Stated problem: Read through the entries below and return each line with the word "Slide".

Records for this exercise:

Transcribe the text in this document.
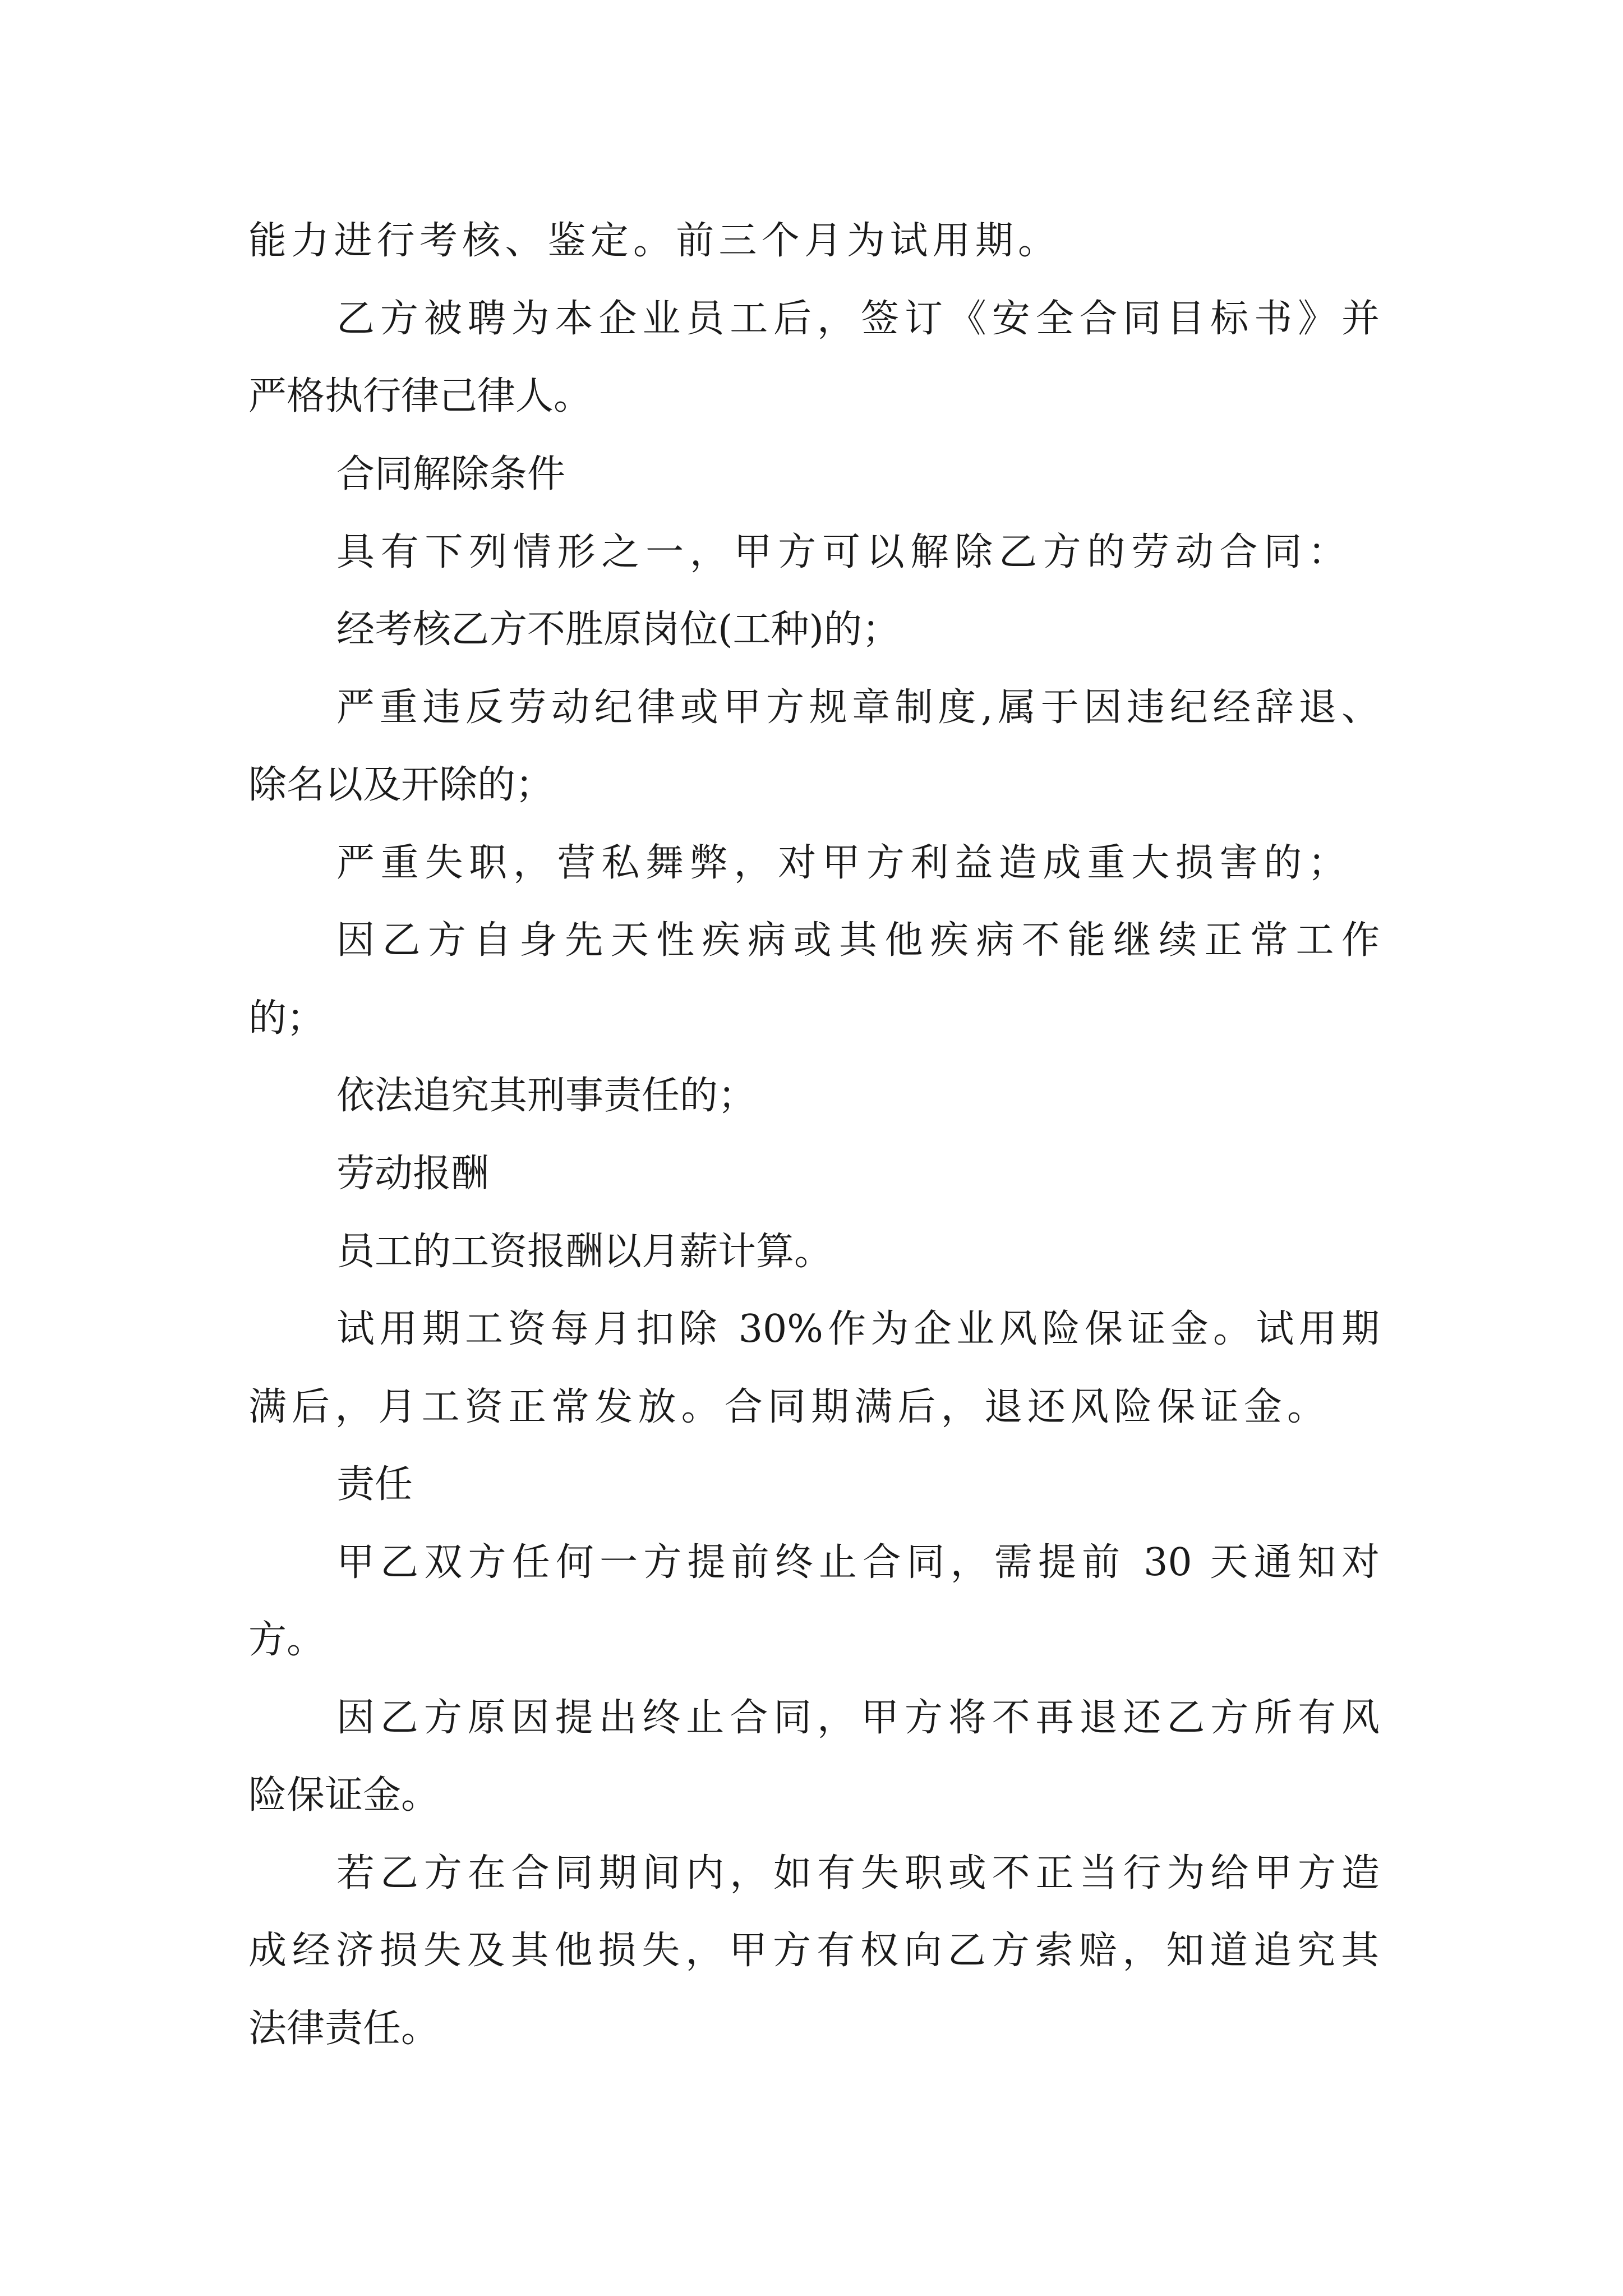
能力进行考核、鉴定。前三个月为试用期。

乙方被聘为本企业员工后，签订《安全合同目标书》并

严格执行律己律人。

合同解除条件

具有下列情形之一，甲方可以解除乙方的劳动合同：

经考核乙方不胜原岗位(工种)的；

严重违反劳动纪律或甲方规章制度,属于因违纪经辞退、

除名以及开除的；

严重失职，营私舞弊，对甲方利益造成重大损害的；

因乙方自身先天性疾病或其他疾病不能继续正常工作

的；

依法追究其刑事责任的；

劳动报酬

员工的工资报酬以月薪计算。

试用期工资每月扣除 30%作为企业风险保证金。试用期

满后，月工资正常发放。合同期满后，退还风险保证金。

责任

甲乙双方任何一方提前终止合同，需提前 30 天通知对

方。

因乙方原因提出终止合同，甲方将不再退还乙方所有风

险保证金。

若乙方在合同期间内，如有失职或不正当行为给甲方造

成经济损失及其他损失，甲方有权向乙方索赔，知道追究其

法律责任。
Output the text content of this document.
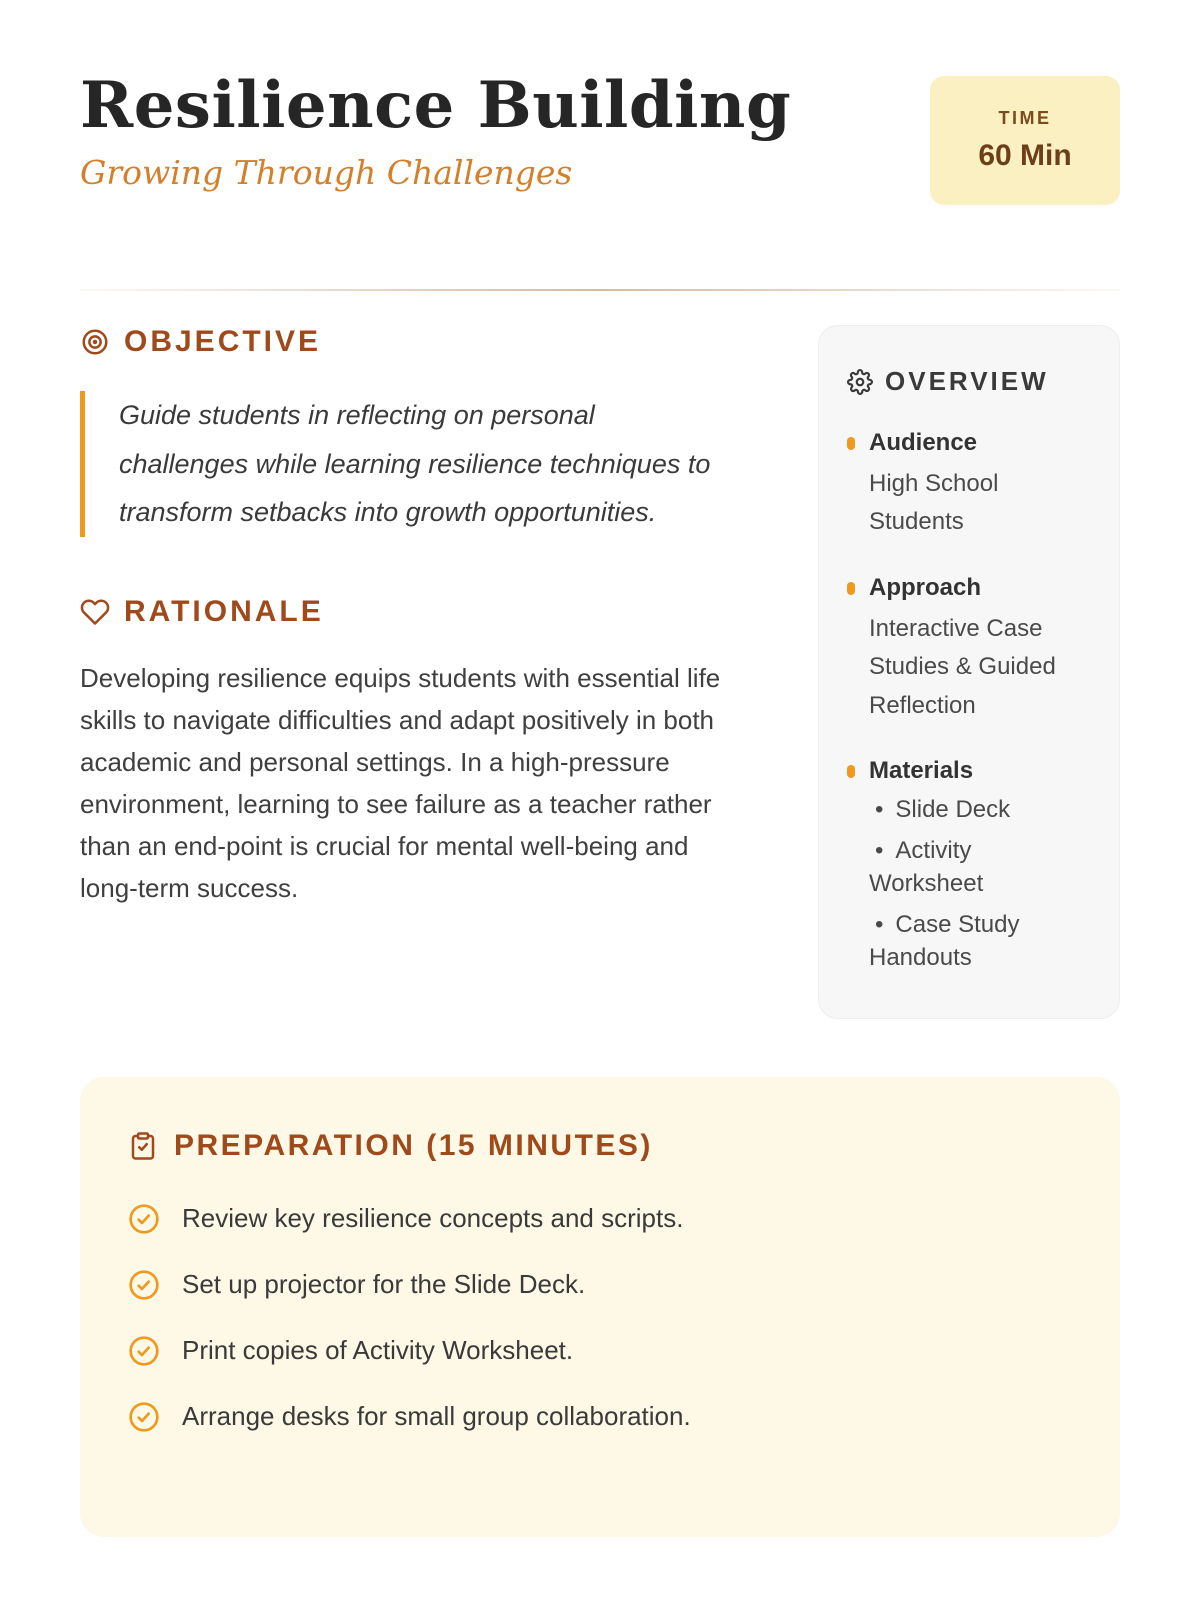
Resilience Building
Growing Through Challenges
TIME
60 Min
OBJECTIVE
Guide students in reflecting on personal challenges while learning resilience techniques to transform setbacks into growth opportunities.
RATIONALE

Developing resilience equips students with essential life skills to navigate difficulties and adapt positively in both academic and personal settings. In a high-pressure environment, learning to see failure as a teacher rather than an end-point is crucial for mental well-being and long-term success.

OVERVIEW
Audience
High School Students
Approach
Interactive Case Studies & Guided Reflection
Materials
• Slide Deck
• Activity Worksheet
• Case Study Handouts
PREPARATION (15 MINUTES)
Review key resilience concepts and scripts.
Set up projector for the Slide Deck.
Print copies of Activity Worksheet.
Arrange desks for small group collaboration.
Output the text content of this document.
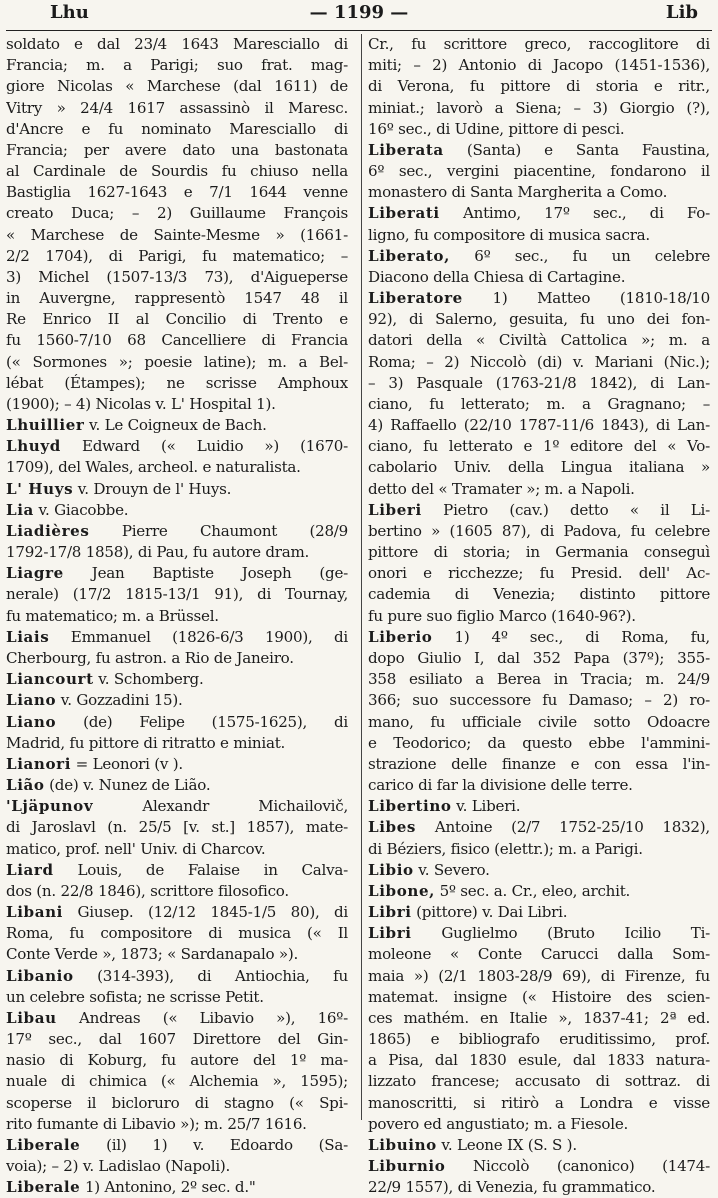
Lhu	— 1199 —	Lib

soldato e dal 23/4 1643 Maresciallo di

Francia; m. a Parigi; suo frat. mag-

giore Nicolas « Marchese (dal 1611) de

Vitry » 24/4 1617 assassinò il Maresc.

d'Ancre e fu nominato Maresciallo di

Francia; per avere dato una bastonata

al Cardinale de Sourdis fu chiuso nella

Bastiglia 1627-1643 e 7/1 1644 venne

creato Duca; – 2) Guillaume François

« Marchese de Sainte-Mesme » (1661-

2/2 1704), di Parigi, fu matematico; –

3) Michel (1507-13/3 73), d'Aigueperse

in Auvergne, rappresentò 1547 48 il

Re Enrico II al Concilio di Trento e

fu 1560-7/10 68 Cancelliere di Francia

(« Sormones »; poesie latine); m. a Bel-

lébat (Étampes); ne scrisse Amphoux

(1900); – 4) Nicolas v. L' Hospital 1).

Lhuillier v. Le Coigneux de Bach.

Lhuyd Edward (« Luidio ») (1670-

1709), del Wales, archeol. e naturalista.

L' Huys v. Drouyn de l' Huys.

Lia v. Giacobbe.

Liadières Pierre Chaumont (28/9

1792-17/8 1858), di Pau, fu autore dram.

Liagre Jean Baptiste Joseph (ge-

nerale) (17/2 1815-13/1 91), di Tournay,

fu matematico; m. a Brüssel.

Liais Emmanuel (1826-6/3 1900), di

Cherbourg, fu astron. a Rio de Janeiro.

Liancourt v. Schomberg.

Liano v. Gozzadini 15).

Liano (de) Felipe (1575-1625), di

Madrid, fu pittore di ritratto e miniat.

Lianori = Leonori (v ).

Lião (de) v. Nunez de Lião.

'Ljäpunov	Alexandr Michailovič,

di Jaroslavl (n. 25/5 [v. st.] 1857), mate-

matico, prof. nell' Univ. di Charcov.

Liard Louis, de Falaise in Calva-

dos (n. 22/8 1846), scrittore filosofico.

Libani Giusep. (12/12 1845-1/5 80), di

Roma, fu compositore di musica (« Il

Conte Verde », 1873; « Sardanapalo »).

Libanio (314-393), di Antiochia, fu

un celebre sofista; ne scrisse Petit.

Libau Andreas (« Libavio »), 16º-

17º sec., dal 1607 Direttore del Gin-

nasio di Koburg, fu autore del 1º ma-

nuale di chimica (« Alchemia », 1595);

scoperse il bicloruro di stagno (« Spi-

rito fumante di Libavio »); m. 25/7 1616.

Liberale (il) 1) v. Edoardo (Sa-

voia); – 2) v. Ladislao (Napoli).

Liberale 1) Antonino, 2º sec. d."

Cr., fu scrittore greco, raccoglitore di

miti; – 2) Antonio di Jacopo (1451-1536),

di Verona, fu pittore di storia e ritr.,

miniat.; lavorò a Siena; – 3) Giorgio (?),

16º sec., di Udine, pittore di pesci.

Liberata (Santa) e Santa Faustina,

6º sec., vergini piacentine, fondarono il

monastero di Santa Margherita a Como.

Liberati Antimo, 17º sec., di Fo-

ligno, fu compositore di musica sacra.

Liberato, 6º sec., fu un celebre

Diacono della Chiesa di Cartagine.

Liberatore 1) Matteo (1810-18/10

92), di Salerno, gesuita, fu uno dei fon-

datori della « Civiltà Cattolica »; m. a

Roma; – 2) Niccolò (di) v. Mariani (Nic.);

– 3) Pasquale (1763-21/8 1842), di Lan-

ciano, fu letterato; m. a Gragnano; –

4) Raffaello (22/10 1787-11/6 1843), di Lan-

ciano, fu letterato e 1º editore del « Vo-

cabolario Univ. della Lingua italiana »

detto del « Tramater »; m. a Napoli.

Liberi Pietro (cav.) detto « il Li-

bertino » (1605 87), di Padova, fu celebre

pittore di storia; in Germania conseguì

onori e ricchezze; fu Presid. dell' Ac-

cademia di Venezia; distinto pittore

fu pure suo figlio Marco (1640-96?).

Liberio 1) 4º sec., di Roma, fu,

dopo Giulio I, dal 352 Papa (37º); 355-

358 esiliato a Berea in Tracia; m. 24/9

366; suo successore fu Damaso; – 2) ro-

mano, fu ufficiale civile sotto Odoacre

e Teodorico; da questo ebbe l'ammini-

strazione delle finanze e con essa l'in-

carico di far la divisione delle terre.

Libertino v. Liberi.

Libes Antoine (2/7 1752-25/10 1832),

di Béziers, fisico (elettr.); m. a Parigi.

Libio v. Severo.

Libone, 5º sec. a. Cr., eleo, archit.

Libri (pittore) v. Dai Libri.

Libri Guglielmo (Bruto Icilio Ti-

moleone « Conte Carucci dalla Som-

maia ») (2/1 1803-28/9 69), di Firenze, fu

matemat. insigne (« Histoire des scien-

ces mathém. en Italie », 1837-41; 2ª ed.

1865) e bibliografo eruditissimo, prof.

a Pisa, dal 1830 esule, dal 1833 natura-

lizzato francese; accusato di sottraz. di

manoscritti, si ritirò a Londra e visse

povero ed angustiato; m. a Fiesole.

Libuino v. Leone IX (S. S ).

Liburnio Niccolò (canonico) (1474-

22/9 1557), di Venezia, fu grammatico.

Finished answer:
• Slide Deck
Set up projector for the Slide Deck.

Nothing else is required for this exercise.